**Exercise task**
Make an exact copy of the lines, leaving the pictures out.

**Dataset entries**
>> Begin
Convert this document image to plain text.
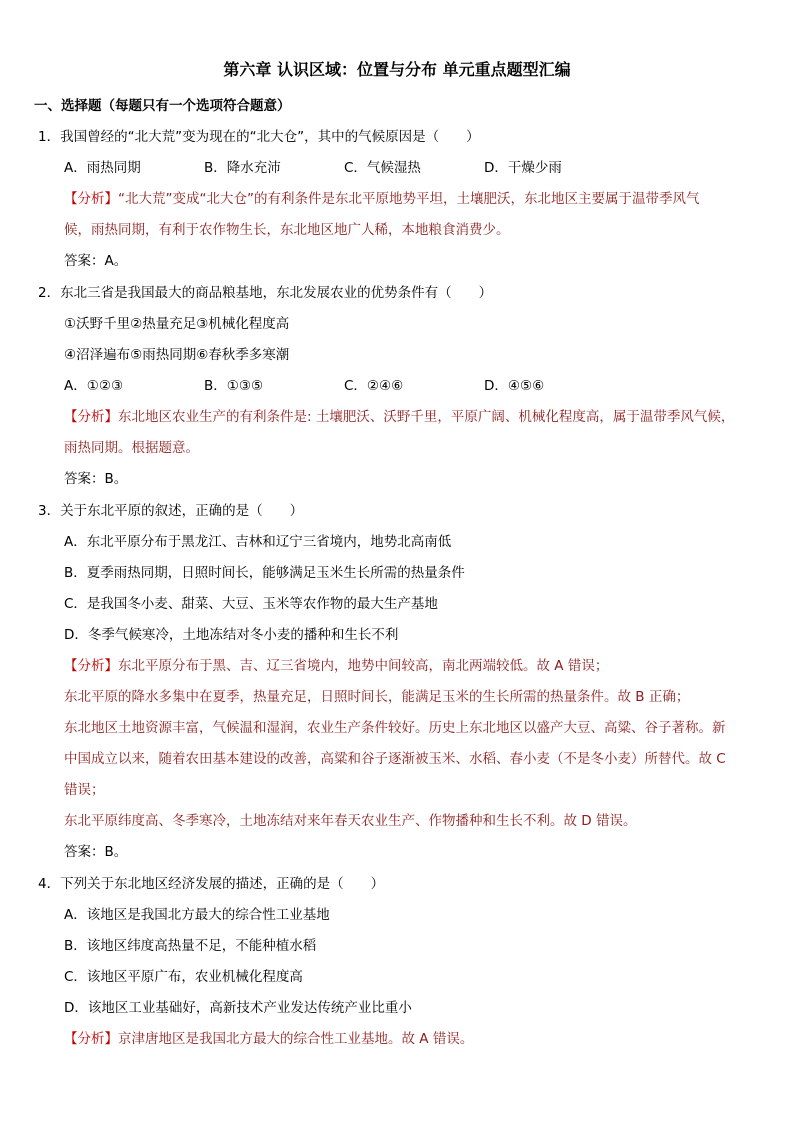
第六章 认识区域：位置与分布 单元重点题型汇编
一、选择题（每题只有一个选项符合题意）
1．我国曾经的“北大荒”变为现在的“北大仓”，其中的气候原因是（　　）
A．雨热同期	B．降水充沛	C．气候湿热	D．干燥少雨
【分析】“北大荒”变成“北大仓”的有利条件是东北平原地势平坦，土壤肥沃，东北地区主要属于温带季风气
候，雨热同期，有利于农作物生长，东北地区地广人稀，本地粮食消费少。
答案：A。
2．东北三省是我国最大的商品粮基地，东北发展农业的优势条件有（　　）
①沃野千里②热量充足③机械化程度高
④沼泽遍布⑤雨热同期⑥春秋季多寒潮
A．①②③	B．①③⑤	C．②④⑥	D．④⑤⑥
【分析】东北地区农业生产的有利条件是: 土壤肥沃、沃野千里，平原广阔、机械化程度高，属于温带季风气候，
雨热同期。根据题意。
答案：B。
3．关于东北平原的叙述，正确的是（　　）
A．东北平原分布于黑龙江、吉林和辽宁三省境内，地势北高南低
B．夏季雨热同期，日照时间长，能够满足玉米生长所需的热量条件
C．是我国冬小麦、甜菜、大豆、玉米等农作物的最大生产基地
D．冬季气候寒冷，土地冻结对冬小麦的播种和生长不利
【分析】东北平原分布于黑、吉、辽三省境内，地势中间较高，南北两端较低。故 A 错误；
东北平原的降水多集中在夏季，热量充足，日照时间长，能满足玉米的生长所需的热量条件。故 B 正确；
东北地区土地资源丰富，气候温和湿润，农业生产条件较好。历史上东北地区以盛产大豆、高粱、谷子著称。新
中国成立以来，随着农田基本建设的改善，高粱和谷子逐渐被玉米、水稻、春小麦（不是冬小麦）所替代。故 C
错误；
东北平原纬度高、冬季寒冷，土地冻结对来年春天农业生产、作物播种和生长不利。故 D 错误。
答案：B。
4．下列关于东北地区经济发展的描述，正确的是（　　）
A．该地区是我国北方最大的综合性工业基地
B．该地区纬度高热量不足，不能种植水稻
C．该地区平原广布，农业机械化程度高
D．该地区工业基础好，高新技术产业发达传统产业比重小
【分析】京津唐地区是我国北方最大的综合性工业基地。故 A 错误。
>> End
**Answer**
Convert this document image to plain text.
第六章 认识区域：位置与分布 单元重点题型汇编
一、选择题（每题只有一个选项符合题意）
1．我国曾经的“北大荒”变为现在的“北大仓”，其中的气候原因是（　　）
A．雨热同期	B．降水充沛	C．气候湿热	D．干燥少雨
【分析】“北大荒”变成“北大仓”的有利条件是东北平原地势平坦，土壤肥沃，东北地区主要属于温带季风气
候，雨热同期，有利于农作物生长，东北地区地广人稀，本地粮食消费少。
答案：A。
2．东北三省是我国最大的商品粮基地，东北发展农业的优势条件有（　　）
①沃野千里②热量充足③机械化程度高
④沼泽遍布⑤雨热同期⑥春秋季多寒潮
A．①②③	B．①③⑤	C．②④⑥	D．④⑤⑥
【分析】东北地区农业生产的有利条件是: 土壤肥沃、沃野千里，平原广阔、机械化程度高，属于温带季风气候，
雨热同期。根据题意。
答案：B。
3．关于东北平原的叙述，正确的是（　　）
A．东北平原分布于黑龙江、吉林和辽宁三省境内，地势北高南低
B．夏季雨热同期，日照时间长，能够满足玉米生长所需的热量条件
C．是我国冬小麦、甜菜、大豆、玉米等农作物的最大生产基地
D．冬季气候寒冷，土地冻结对冬小麦的播种和生长不利
【分析】东北平原分布于黑、吉、辽三省境内，地势中间较高，南北两端较低。故 A 错误；
东北平原的降水多集中在夏季，热量充足，日照时间长，能满足玉米的生长所需的热量条件。故 B 正确；
东北地区土地资源丰富，气候温和湿润，农业生产条件较好。历史上东北地区以盛产大豆、高粱、谷子著称。新
中国成立以来，随着农田基本建设的改善，高粱和谷子逐渐被玉米、水稻、春小麦（不是冬小麦）所替代。故 C
错误；
东北平原纬度高、冬季寒冷，土地冻结对来年春天农业生产、作物播种和生长不利。故 D 错误。
答案：B。
4．下列关于东北地区经济发展的描述，正确的是（　　）
A．该地区是我国北方最大的综合性工业基地
B．该地区纬度高热量不足，不能种植水稻
C．该地区平原广布，农业机械化程度高
D．该地区工业基础好，高新技术产业发达传统产业比重小
【分析】京津唐地区是我国北方最大的综合性工业基地。故 A 错误。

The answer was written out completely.